#### What the task requires
The entries below should be given again exactly, minus their pictures.

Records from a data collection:
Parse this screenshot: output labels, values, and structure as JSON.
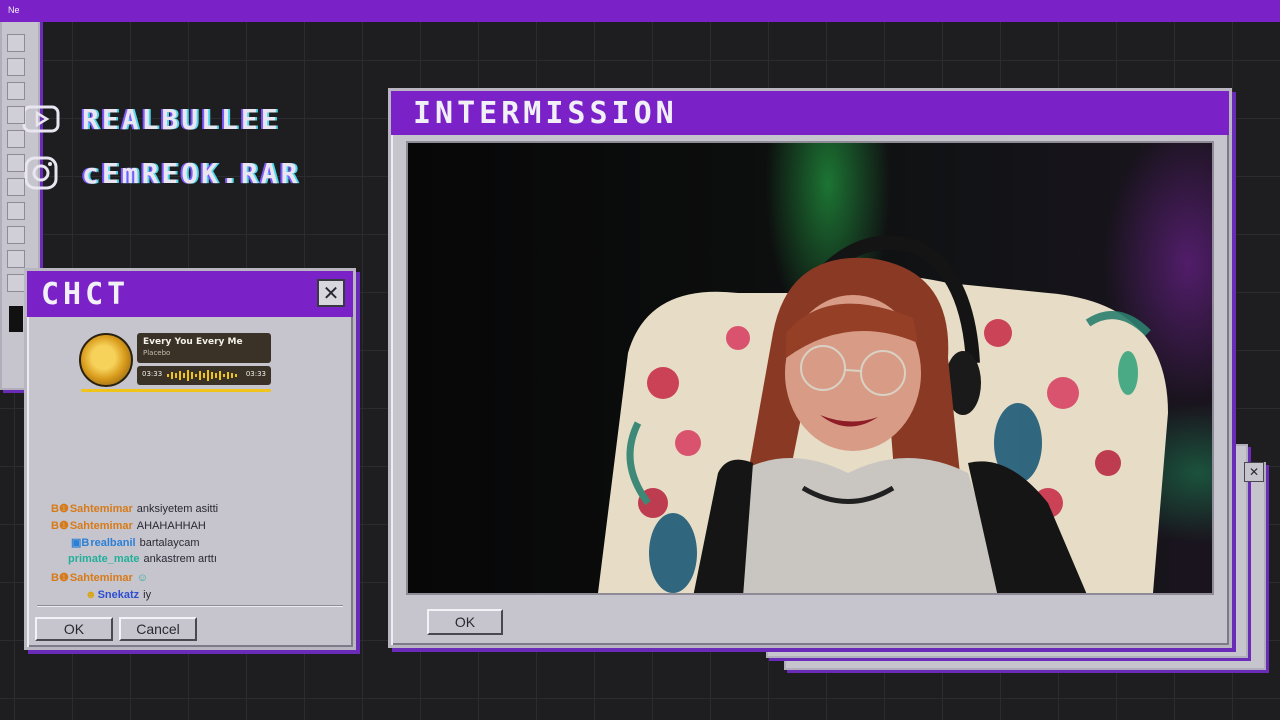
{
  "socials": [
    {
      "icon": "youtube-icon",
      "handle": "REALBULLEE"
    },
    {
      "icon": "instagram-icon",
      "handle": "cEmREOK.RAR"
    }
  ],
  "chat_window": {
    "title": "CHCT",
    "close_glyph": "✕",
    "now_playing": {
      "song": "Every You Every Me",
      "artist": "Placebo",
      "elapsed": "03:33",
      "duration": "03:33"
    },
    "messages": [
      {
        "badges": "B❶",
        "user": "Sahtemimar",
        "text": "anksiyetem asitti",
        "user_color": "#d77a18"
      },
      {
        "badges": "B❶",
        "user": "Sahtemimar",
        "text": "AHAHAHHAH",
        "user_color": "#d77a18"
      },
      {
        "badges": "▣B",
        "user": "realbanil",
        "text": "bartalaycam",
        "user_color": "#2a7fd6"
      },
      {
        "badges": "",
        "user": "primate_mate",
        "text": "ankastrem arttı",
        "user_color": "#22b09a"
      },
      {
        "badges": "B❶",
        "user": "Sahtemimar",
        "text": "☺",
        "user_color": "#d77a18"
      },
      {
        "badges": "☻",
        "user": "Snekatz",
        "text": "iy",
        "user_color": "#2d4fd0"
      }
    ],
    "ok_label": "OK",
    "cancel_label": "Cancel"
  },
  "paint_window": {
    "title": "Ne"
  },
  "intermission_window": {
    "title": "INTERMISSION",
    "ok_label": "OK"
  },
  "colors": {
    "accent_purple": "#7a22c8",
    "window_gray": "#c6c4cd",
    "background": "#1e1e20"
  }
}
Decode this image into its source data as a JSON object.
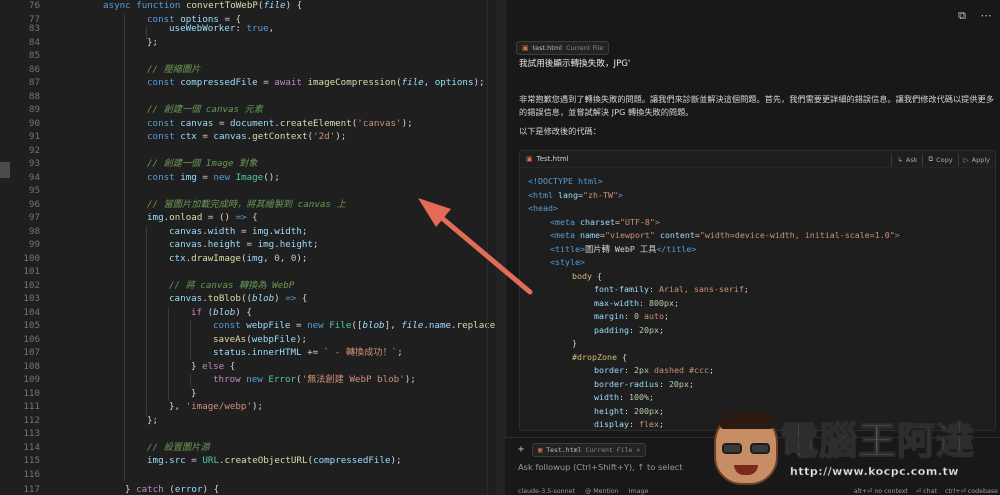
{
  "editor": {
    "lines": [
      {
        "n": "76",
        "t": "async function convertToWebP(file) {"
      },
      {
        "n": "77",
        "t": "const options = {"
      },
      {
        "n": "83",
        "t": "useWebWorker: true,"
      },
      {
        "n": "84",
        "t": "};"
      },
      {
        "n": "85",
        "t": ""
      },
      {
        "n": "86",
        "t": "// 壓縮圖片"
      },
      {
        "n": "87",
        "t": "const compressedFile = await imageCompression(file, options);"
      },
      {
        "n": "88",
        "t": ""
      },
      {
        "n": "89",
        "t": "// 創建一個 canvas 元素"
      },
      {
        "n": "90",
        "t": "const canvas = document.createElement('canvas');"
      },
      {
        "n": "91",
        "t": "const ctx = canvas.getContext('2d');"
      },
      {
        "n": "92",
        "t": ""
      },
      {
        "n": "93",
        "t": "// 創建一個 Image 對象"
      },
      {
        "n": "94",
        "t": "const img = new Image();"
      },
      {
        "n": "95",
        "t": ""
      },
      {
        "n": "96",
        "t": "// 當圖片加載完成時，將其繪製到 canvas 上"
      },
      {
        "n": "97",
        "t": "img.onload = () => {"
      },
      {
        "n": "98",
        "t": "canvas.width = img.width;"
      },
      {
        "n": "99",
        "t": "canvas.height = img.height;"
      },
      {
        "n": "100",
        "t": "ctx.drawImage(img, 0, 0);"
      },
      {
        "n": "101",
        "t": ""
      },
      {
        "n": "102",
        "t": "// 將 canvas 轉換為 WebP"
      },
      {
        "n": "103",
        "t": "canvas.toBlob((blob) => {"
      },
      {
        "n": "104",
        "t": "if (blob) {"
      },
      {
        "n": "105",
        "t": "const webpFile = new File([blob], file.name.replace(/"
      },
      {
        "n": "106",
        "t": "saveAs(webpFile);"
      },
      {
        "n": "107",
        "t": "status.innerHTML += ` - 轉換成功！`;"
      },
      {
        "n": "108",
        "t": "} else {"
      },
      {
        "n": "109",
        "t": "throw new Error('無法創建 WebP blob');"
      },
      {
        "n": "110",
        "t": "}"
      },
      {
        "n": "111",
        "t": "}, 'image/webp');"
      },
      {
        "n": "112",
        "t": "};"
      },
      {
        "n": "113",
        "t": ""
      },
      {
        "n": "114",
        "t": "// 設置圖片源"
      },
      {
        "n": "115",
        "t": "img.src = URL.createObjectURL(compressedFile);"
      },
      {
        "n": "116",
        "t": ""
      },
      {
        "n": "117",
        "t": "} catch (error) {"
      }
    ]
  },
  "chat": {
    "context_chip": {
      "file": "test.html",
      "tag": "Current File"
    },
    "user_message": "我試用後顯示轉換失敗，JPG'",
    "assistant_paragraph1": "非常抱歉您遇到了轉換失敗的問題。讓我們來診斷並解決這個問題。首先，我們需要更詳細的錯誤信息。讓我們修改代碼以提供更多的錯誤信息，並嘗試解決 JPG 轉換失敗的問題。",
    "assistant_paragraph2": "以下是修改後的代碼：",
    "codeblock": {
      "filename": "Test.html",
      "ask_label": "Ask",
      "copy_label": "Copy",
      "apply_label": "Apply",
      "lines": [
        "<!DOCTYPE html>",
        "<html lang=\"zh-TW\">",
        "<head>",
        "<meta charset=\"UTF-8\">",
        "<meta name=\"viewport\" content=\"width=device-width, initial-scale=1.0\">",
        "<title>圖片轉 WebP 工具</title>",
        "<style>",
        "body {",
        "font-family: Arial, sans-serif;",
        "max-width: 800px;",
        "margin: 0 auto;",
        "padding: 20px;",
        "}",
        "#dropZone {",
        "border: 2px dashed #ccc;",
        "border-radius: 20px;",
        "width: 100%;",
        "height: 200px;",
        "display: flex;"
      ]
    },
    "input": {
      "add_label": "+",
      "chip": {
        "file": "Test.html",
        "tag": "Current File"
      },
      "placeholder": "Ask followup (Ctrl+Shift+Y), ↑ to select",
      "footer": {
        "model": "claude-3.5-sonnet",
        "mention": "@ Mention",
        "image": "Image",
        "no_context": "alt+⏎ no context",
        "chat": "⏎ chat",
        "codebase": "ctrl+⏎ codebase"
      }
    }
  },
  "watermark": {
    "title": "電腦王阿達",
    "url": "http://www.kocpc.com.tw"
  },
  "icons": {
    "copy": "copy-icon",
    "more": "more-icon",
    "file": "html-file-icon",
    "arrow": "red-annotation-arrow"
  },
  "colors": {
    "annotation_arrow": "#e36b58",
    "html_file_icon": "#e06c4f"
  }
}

#### Correct output
Parse this screenshot: output labels, values, and structure as JSON.
{
  "socials": [
    {
      "icon": "youtube-icon",
      "handle": "REALBULLEE"
    },
    {
      "icon": "instagram-icon",
      "handle": "cEmREOK.RAR"
    }
  ],
  "chat_window": {
    "title": "CHCT",
    "close_glyph": "✕",
    "now_playing": {
      "song": "Every You Every Me",
      "artist": "Placebo",
      "elapsed": "03:33",
      "duration": "03:33"
    },
    "messages": [
      {
        "badges": "B❶",
        "user": "Sahtemimar",
        "text": "anksiyetem asitti",
        "user_color": "#d77a18"
      },
      {
        "badges": "B❶",
        "user": "Sahtemimar",
        "text": "AHAHAHHAH",
        "user_color": "#d77a18"
      },
      {
        "badges": "▣B",
        "user": "realbanil",
        "text": "bartalaycam",
        "user_color": "#2a7fd6"
      },
      {
        "badges": "",
        "user": "primate_mate",
        "text": "ankastrem arttı",
        "user_color": "#22b09a"
      },
      {
        "badges": "B❶",
        "user": "Sahtemimar",
        "text": "☺",
        "user_color": "#d77a18"
      },
      {
        "badges": "☻",
        "user": "Snekatz",
        "text": "iy",
        "user_color": "#2d4fd0"
      }
    ],
    "ok_label": "OK",
    "cancel_label": "Cancel"
  },
  "paint_window": {
    "title": "Ne"
  },
  "intermission_window": {
    "title": "INTERMISSION",
    "ok_label": "OK"
  },
  "colors": {
    "accent_purple": "#7a22c8",
    "window_gray": "#c6c4cd",
    "background": "#1e1e20"
  }
}
Decode this image into its source data as a JSON object.
{
  "editor": {
    "lines": [
      {
        "n": "76",
        "t": "async function convertToWebP(file) {"
      },
      {
        "n": "77",
        "t": "const options = {"
      },
      {
        "n": "83",
        "t": "useWebWorker: true,"
      },
      {
        "n": "84",
        "t": "};"
      },
      {
        "n": "85",
        "t": ""
      },
      {
        "n": "86",
        "t": "// 壓縮圖片"
      },
      {
        "n": "87",
        "t": "const compressedFile = await imageCompression(file, options);"
      },
      {
        "n": "88",
        "t": ""
      },
      {
        "n": "89",
        "t": "// 創建一個 canvas 元素"
      },
      {
        "n": "90",
        "t": "const canvas = document.createElement('canvas');"
      },
      {
        "n": "91",
        "t": "const ctx = canvas.getContext('2d');"
      },
      {
        "n": "92",
        "t": ""
      },
      {
        "n": "93",
        "t": "// 創建一個 Image 對象"
      },
      {
        "n": "94",
        "t": "const img = new Image();"
      },
      {
        "n": "95",
        "t": ""
      },
      {
        "n": "96",
        "t": "// 當圖片加載完成時，將其繪製到 canvas 上"
      },
      {
        "n": "97",
        "t": "img.onload = () => {"
      },
      {
        "n": "98",
        "t": "canvas.width = img.width;"
      },
      {
        "n": "99",
        "t": "canvas.height = img.height;"
      },
      {
        "n": "100",
        "t": "ctx.drawImage(img, 0, 0);"
      },
      {
        "n": "101",
        "t": ""
      },
      {
        "n": "102",
        "t": "// 將 canvas 轉換為 WebP"
      },
      {
        "n": "103",
        "t": "canvas.toBlob((blob) => {"
      },
      {
        "n": "104",
        "t": "if (blob) {"
      },
      {
        "n": "105",
        "t": "const webpFile = new File([blob], file.name.replace(/"
      },
      {
        "n": "106",
        "t": "saveAs(webpFile);"
      },
      {
        "n": "107",
        "t": "status.innerHTML += ` - 轉換成功！`;"
      },
      {
        "n": "108",
        "t": "} else {"
      },
      {
        "n": "109",
        "t": "throw new Error('無法創建 WebP blob');"
      },
      {
        "n": "110",
        "t": "}"
      },
      {
        "n": "111",
        "t": "}, 'image/webp');"
      },
      {
        "n": "112",
        "t": "};"
      },
      {
        "n": "113",
        "t": ""
      },
      {
        "n": "114",
        "t": "// 設置圖片源"
      },
      {
        "n": "115",
        "t": "img.src = URL.createObjectURL(compressedFile);"
      },
      {
        "n": "116",
        "t": ""
      },
      {
        "n": "117",
        "t": "} catch (error) {"
      }
    ]
  },
  "chat": {
    "context_chip": {
      "file": "test.html",
      "tag": "Current File"
    },
    "user_message": "我試用後顯示轉換失敗，JPG'",
    "assistant_paragraph1": "非常抱歉您遇到了轉換失敗的問題。讓我們來診斷並解決這個問題。首先，我們需要更詳細的錯誤信息。讓我們修改代碼以提供更多的錯誤信息，並嘗試解決 JPG 轉換失敗的問題。",
    "assistant_paragraph2": "以下是修改後的代碼：",
    "codeblock": {
      "filename": "Test.html",
      "ask_label": "Ask",
      "copy_label": "Copy",
      "apply_label": "Apply",
      "lines": [
        "<!DOCTYPE html>",
        "<html lang=\"zh-TW\">",
        "<head>",
        "<meta charset=\"UTF-8\">",
        "<meta name=\"viewport\" content=\"width=device-width, initial-scale=1.0\">",
        "<title>圖片轉 WebP 工具</title>",
        "<style>",
        "body {",
        "font-family: Arial, sans-serif;",
        "max-width: 800px;",
        "margin: 0 auto;",
        "padding: 20px;",
        "}",
        "#dropZone {",
        "border: 2px dashed #ccc;",
        "border-radius: 20px;",
        "width: 100%;",
        "height: 200px;",
        "display: flex;"
      ]
    },
    "input": {
      "add_label": "+",
      "chip": {
        "file": "Test.html",
        "tag": "Current File"
      },
      "placeholder": "Ask followup (Ctrl+Shift+Y), ↑ to select",
      "footer": {
        "model": "claude-3.5-sonnet",
        "mention": "@ Mention",
        "image": "Image",
        "no_context": "alt+⏎ no context",
        "chat": "⏎ chat",
        "codebase": "ctrl+⏎ codebase"
      }
    }
  },
  "watermark": {
    "title": "電腦王阿達",
    "url": "http://www.kocpc.com.tw"
  },
  "icons": {
    "copy": "copy-icon",
    "more": "more-icon",
    "file": "html-file-icon",
    "arrow": "red-annotation-arrow"
  },
  "colors": {
    "annotation_arrow": "#e36b58",
    "html_file_icon": "#e06c4f"
  }
}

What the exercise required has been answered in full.